• Your instructions:
Edit the material starting with the line containing "list-item[interactable]: Non vel" and going on through the line containing "List each element", replacing "Notes" with "Memos" and leaving all else unchanged. Return only those lines.

• Records for the exercise:
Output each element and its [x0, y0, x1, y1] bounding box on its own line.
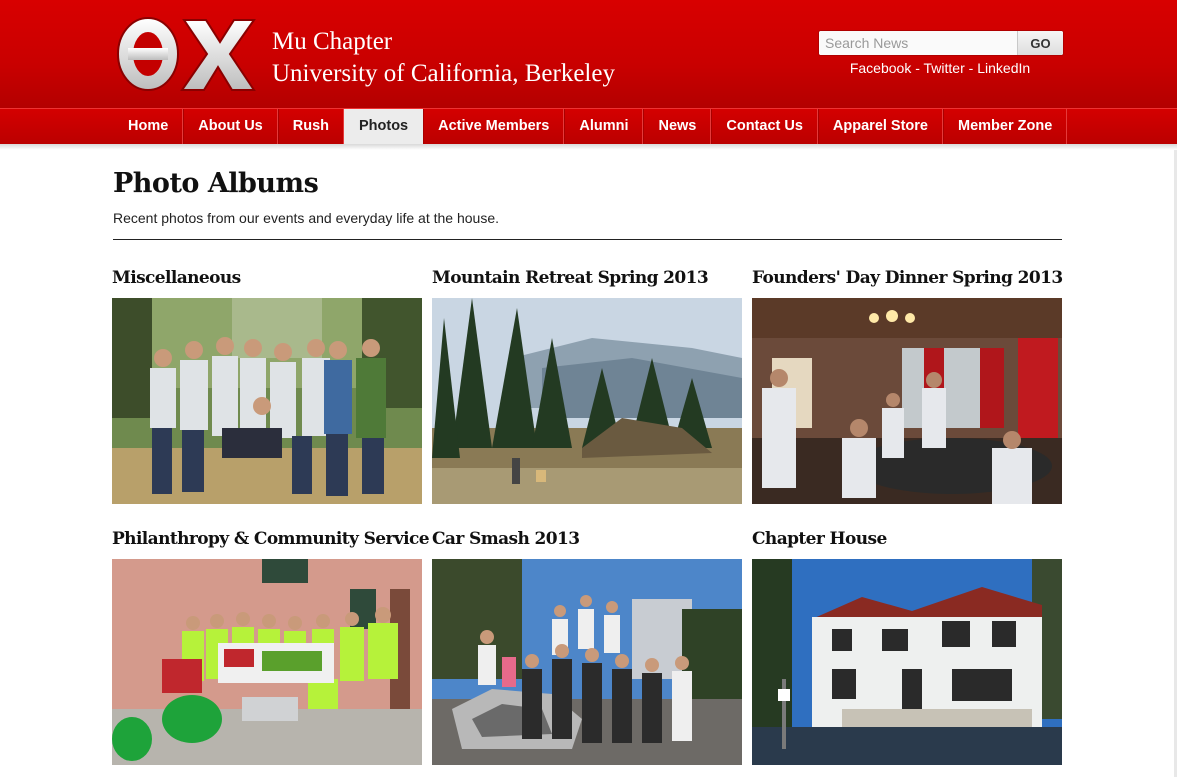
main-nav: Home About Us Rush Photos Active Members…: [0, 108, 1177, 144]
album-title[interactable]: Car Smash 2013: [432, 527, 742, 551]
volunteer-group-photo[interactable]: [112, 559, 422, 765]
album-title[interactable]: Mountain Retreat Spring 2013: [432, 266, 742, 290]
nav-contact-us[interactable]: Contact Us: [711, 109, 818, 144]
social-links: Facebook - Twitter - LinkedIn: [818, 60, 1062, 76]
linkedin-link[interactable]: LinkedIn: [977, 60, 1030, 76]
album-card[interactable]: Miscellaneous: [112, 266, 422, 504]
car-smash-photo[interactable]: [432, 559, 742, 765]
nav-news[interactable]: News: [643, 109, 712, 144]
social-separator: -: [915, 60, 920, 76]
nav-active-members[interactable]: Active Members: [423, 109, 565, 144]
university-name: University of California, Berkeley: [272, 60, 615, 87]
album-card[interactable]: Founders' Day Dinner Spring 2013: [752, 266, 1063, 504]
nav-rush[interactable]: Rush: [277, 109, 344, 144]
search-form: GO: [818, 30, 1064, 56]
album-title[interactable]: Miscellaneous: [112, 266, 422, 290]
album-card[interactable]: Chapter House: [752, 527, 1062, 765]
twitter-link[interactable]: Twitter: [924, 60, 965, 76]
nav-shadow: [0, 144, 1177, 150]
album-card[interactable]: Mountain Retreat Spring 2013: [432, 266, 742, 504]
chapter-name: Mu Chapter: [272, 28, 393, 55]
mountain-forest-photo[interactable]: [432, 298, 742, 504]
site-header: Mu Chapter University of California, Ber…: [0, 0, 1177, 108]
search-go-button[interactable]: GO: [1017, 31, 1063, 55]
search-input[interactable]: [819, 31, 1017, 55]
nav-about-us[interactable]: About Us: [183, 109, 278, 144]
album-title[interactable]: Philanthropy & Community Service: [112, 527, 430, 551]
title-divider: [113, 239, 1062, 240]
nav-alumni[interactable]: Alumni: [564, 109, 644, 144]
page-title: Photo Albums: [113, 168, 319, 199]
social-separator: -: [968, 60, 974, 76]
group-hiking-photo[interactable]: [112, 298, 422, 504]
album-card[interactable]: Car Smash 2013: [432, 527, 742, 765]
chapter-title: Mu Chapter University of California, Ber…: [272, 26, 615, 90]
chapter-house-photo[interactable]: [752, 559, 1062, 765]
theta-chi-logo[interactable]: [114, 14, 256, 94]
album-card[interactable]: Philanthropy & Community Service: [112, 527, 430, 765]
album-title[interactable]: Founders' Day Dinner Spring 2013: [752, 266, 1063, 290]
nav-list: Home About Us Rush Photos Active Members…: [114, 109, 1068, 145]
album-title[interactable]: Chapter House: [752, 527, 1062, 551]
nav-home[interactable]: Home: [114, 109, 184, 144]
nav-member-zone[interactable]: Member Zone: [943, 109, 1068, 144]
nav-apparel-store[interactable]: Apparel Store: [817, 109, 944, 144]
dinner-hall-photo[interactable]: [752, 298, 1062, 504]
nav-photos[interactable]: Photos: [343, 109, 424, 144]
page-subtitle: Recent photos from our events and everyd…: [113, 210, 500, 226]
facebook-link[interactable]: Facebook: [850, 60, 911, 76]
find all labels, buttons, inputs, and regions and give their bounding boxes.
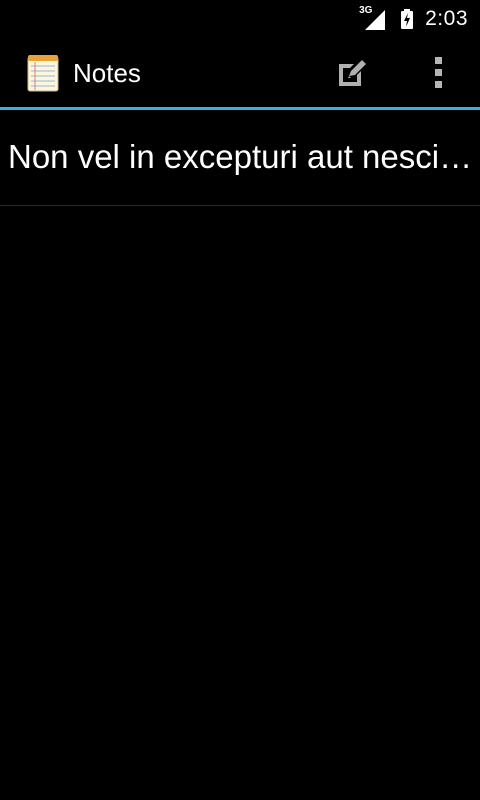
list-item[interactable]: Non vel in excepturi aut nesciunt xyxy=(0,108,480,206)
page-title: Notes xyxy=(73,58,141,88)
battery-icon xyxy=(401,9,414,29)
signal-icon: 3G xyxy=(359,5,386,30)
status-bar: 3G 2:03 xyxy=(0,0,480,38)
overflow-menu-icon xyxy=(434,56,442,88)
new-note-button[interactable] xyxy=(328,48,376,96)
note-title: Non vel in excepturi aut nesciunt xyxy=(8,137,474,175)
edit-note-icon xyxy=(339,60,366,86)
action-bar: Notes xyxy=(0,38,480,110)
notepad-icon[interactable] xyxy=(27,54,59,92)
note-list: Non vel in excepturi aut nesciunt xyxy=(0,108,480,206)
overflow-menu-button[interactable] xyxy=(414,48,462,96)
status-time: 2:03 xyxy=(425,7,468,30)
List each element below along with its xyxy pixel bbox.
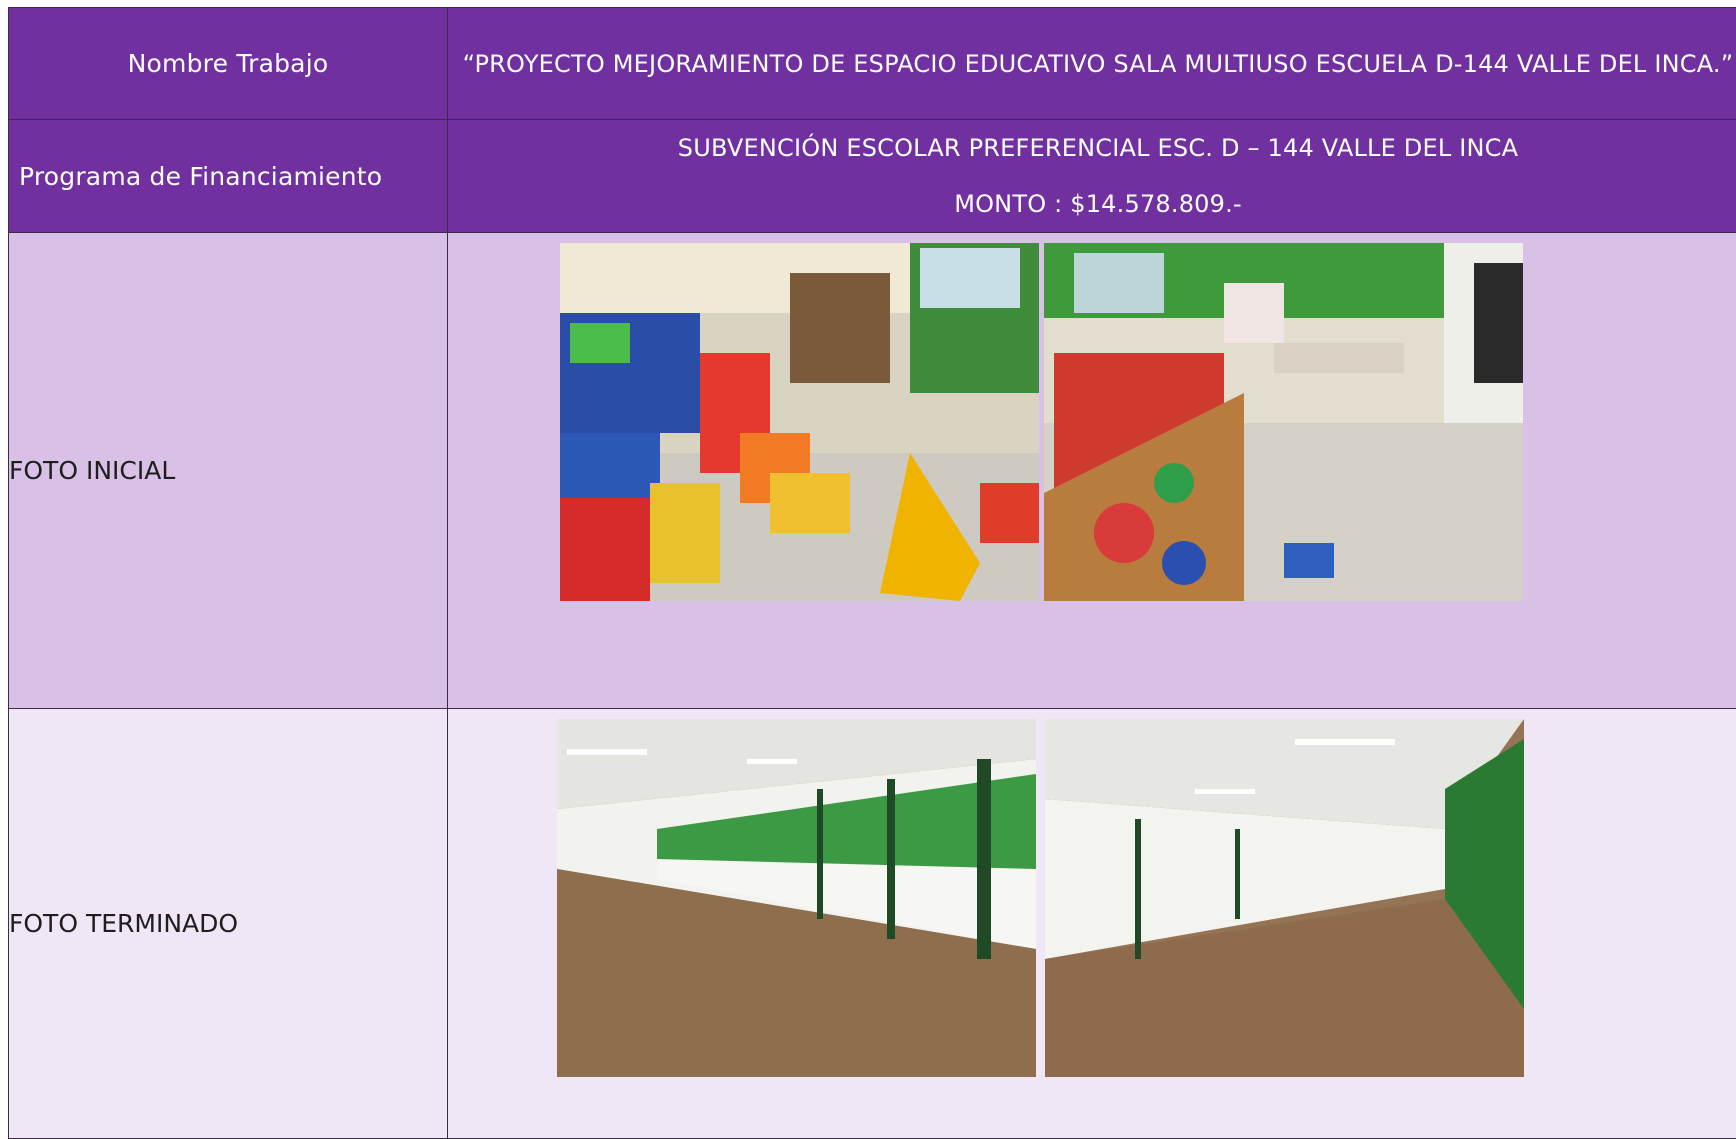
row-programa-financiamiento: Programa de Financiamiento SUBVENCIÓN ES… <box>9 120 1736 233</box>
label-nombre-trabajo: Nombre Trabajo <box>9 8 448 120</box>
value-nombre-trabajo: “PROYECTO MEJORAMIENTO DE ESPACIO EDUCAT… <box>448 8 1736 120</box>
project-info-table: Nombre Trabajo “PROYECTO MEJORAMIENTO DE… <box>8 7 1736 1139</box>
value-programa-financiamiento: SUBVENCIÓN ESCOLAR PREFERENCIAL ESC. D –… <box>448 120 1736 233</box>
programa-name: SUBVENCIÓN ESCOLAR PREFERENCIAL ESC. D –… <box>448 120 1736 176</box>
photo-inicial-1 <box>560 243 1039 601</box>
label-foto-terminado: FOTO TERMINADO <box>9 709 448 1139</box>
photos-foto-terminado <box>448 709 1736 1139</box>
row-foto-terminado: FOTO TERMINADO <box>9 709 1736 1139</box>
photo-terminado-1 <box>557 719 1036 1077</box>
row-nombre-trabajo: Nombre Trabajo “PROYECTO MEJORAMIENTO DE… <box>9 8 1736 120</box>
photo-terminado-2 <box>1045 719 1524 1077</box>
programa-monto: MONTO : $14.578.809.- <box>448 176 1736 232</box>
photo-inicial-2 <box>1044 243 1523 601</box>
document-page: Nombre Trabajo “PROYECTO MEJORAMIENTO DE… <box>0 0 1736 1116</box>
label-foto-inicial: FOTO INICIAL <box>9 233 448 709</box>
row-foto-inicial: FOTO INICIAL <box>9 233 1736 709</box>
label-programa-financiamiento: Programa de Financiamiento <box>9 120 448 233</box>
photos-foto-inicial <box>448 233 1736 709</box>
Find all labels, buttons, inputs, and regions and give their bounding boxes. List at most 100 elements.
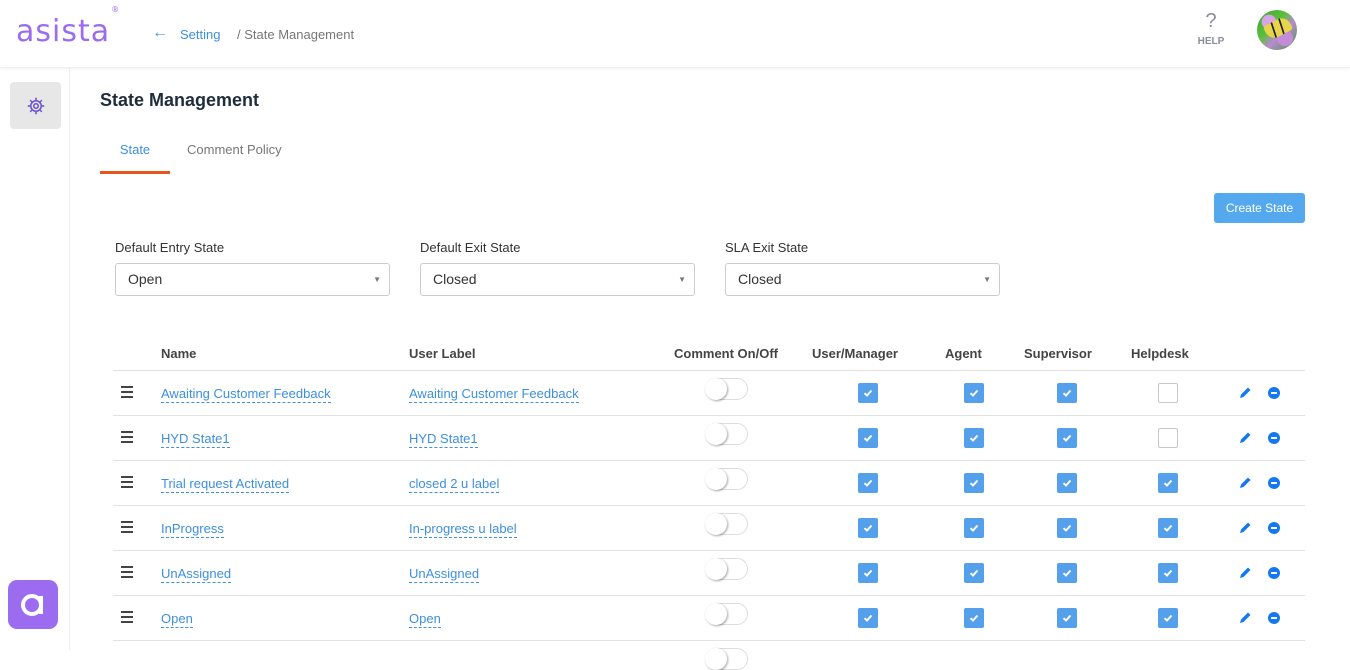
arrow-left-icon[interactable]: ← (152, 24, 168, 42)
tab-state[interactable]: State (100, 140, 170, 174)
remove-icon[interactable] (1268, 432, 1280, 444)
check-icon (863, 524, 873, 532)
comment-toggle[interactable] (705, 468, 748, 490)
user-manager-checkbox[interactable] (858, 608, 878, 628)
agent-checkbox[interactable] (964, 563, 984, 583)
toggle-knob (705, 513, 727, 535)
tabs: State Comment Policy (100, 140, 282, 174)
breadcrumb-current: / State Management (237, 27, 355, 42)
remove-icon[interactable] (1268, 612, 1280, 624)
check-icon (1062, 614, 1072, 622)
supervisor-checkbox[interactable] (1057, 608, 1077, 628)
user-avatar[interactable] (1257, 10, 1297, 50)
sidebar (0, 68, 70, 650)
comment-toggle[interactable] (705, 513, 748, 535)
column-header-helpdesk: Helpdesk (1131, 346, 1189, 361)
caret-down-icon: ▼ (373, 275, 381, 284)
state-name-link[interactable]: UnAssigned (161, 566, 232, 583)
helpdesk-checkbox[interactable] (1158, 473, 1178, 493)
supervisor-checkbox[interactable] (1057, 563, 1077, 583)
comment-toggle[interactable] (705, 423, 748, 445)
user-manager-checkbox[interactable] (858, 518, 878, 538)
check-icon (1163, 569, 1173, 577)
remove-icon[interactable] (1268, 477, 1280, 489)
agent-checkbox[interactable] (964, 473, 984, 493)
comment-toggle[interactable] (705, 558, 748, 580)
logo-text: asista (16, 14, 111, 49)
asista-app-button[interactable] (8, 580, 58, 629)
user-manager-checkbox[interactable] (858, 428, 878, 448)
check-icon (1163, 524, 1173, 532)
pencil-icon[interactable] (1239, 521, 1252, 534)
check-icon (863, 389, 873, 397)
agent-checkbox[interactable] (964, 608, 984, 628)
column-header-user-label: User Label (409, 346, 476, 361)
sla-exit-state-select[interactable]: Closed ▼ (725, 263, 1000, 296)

• Finished exercise:
list-item[interactable]: Non vel in excepturi aut nesciunt xyxy=(0,108,480,206)
page-title: Memos xyxy=(73,58,141,88)
battery-icon xyxy=(401,9,414,29)
signal-icon: 3G xyxy=(359,5,386,30)
status-bar: 3G 2:03 xyxy=(0,0,480,38)
overflow-menu-icon xyxy=(434,56,442,88)
new-note-button[interactable] xyxy=(328,48,376,96)
note-title: Non vel in excepturi aut nesciunt xyxy=(8,137,474,175)
edit-note-icon xyxy=(339,60,366,86)
action-bar: Memos xyxy=(0,38,480,110)
notepad-icon[interactable] xyxy=(27,54,59,92)
note-list: Non vel in excepturi aut nesciunt xyxy=(0,108,480,206)
overflow-menu-button[interactable] xyxy=(414,48,462,96)
status-time: 2:03 xyxy=(425,7,468,30)
List each element below along with its xyxy pixel bbox.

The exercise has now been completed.